• _To do_:
1 - In the passage on Illinois' long-term unemployed, who is the IDES spokesman?
2 - Resume the passage on Illinois' long-term unemployed from the point where it stops.

---- Document

That was the last time the Illinois Department of Economic Security made that data public. Earlier this month, we contacted IDES to inquire if they would be publishing any additional data regarding the work status of these 74,000 individuals. Illinois DES spokesman Greg Rivara indicated that they had provided the data in response to requests from elected officials to support the legislative effort in Washington D.C. to reestablish federal funding for the program. Since that effort had stalled out, IDES' analysts had moved on to other work. Rivara also indicated that there were no plans to resume reporting Illinois' unique data on how well this segment of the state's jobless population was faring in the job market beyond what it had already provided.

But we have a really good idea of what happened next. We've already determined that the net number of marginal jobs created in Illinois surged after February 2014.

Illinois: Net Change in Total Employed and Non-Farm Payroll Since December 2013, December 2013 through June 2014

Let's next apply the bits of information that IDES has already provided about how well the state's population of 74,000 long-term unemployed have fared since their eligibility to continue receiving the state's unemployment benefits expired.

Since these individuals were outside of the employed portion of Illinois' civilian labor force, it is very unlikely that these individuals displaced people who were already employed. That would mean then that the members of this large population of individuals, who were suddenly seeking to replace the income they had previously been collecting in the form of weekly extended unemployment benefits, would most likely be filling the newly created marginal jobs in the state. The next chart shows how that played out for this population using the data we know for January and February 2014, then projects the range of most likely outcomes for this group with respect to those newly generated marginal jobs over the next four months.

--------
---- Stored rows

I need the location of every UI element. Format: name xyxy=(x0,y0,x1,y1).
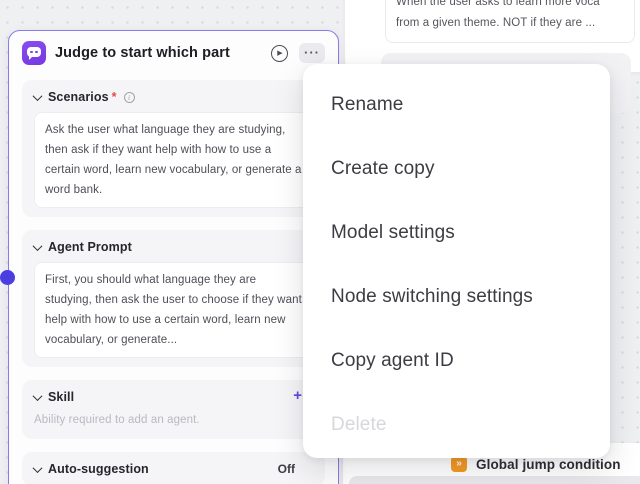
section-partial-bottom: Auto-suggestion Off xyxy=(22,452,325,484)
neighbor-scenario-textbox[interactable]: When the user asks to learn more voca fr… xyxy=(385,0,635,43)
agent-title: Judge to start which part xyxy=(55,45,230,61)
partial-section-header[interactable]: Auto-suggestion xyxy=(32,462,149,476)
skill-label: Skill xyxy=(48,390,75,404)
add-skill-plus-icon[interactable]: + xyxy=(293,388,302,403)
chevron-down-icon[interactable] xyxy=(32,240,43,251)
partial-section-label: Auto-suggestion xyxy=(48,462,149,476)
node-context-menu: Rename Create copy Model settings Node s… xyxy=(303,64,610,458)
more-menu-button[interactable]: ··· xyxy=(299,43,325,63)
global-jump-condition-header[interactable]: » Global jump condition xyxy=(451,456,621,472)
agent-prompt-textbox[interactable]: First, you should what language they are… xyxy=(34,262,313,358)
neighbor-scenario-line1: When the user asks to learn more voca xyxy=(396,0,600,8)
flow-canvas[interactable]: When the user asks to learn more voca fr… xyxy=(0,0,640,484)
test-run-icon[interactable]: ▶ xyxy=(271,44,288,62)
agent-node-card[interactable]: Judge to start which part ▶ ··· Scenario… xyxy=(0,30,339,484)
menu-item-model-settings[interactable]: Model settings xyxy=(303,201,610,265)
agent-prompt-label: Agent Prompt xyxy=(48,240,132,254)
global-jump-condition-body xyxy=(349,476,640,484)
neighbor-node-top[interactable]: When the user asks to learn more voca fr… xyxy=(345,0,640,113)
menu-item-rename[interactable]: Rename xyxy=(303,73,610,137)
agent-card-header[interactable]: Judge to start which part ▶ ··· xyxy=(22,39,325,67)
chevron-down-icon[interactable] xyxy=(32,90,43,101)
scenarios-label: Scenarios xyxy=(48,90,109,104)
global-jump-condition-label: Global jump condition xyxy=(476,456,621,472)
info-icon[interactable]: i xyxy=(123,91,135,103)
section-skill: Skill + Ability required to add an agent… xyxy=(22,380,325,439)
jump-condition-icon: » xyxy=(451,456,467,472)
menu-item-create-copy[interactable]: Create copy xyxy=(303,137,610,201)
section-agent-prompt: Agent Prompt First, you should what lang… xyxy=(22,230,325,367)
skill-header[interactable]: Skill xyxy=(32,389,313,405)
partial-section-value[interactable]: Off xyxy=(278,462,295,476)
bot-chat-icon xyxy=(22,41,46,65)
chevron-down-icon[interactable] xyxy=(32,462,43,473)
menu-item-node-switching-settings[interactable]: Node switching settings xyxy=(303,265,610,329)
menu-item-copy-agent-id[interactable]: Copy agent ID xyxy=(303,329,610,393)
scenarios-header[interactable]: Scenarios * i xyxy=(32,89,313,105)
skill-placeholder: Ability required to add an agent. xyxy=(34,414,200,426)
required-mark: * xyxy=(111,90,117,104)
agent-prompt-header[interactable]: Agent Prompt xyxy=(32,239,313,255)
section-scenarios: Scenarios * i Ask the user what language… xyxy=(22,80,325,217)
neighbor-scenario-line2: from a given theme. NOT if they are ... xyxy=(396,17,596,29)
menu-item-delete[interactable]: Delete xyxy=(303,393,610,457)
scenarios-textbox[interactable]: Ask the user what language they are stud… xyxy=(34,112,313,208)
input-port[interactable] xyxy=(0,270,15,285)
chevron-down-icon[interactable] xyxy=(32,390,43,401)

--------

• _Final answers_:
1 - Greg Rivara.

2 -
Illinois: Net Change in Total Employed and Non-Farm Payroll Since December 2013, December 2013 through June 2014

In both January and February 2014, we find that approximately 25.1% of the new increase in jobs that were generated in the state were claimed by Illinoisans who had previously been receiving extended unemployment benefits. We then apply that percentage of total new marginal jobs created as being representative of what the minimum number of hires would be each month from March through June 2014 for this unique segment of Illinois' civilian labor force.

But here, we should note that most individuals who start a job search from scratch will typically find work some three to six months after they get serious about it and start seeking employment in earnest. And with an average weekly income of $320, any full time job paying at least Illinois' minimum wage of $8.25 per hour would be capable of replacing the unemployment benefits they had been receiving for as long as the previous 17 months. And of course, jobs that pay higher wages could do the same for them with fewer hours worked.

We've therefore also indicated on the chart a potential likely trajectory that would represent the pace of re-employment for the 74,000 Illinoisans who became ineligible to receive any additional unemployment insurance benefits after 28 December 2013. What we clearly observe is that the net increase in the number of jobs in the margin of Illinois' economy is more than sufficient to provide for the employment of these 74,000 individuals.

So in addition to a general decline in the state of Illinois' economy in 2014, which we observe in the decline of non-farm payroll jobs after December 2013, in which we also observe an increase in the total employment figure as these displaced workers start working in marginal jobs, we see that the loss of extended unemployment benefits for 74,000 Illinoisans could have also contributed to the large boost of employment in hiring to fill newly created marginal jobs in the state during the first six months of 2014.

Ultimately, this outcome is why Illinois' elected representatives in the U.S. Congress will likely no longer be using their influence to get the Illinois Department of Economic Security to resume its accounting of the fate of those 74,000 Illinoisans whose extended unemployment benefits ran out after 28 December 2013 anytime soon. And you can bet that the political activists who mindlessly cite the IDES' data in their calls to crank up the federal government's extended unemployment benefits program will be happy to never see that data updated beyond February 2014 as well.

For such activists, that's just part of the modus operandi that is part and parcel with their kind of rent seeking.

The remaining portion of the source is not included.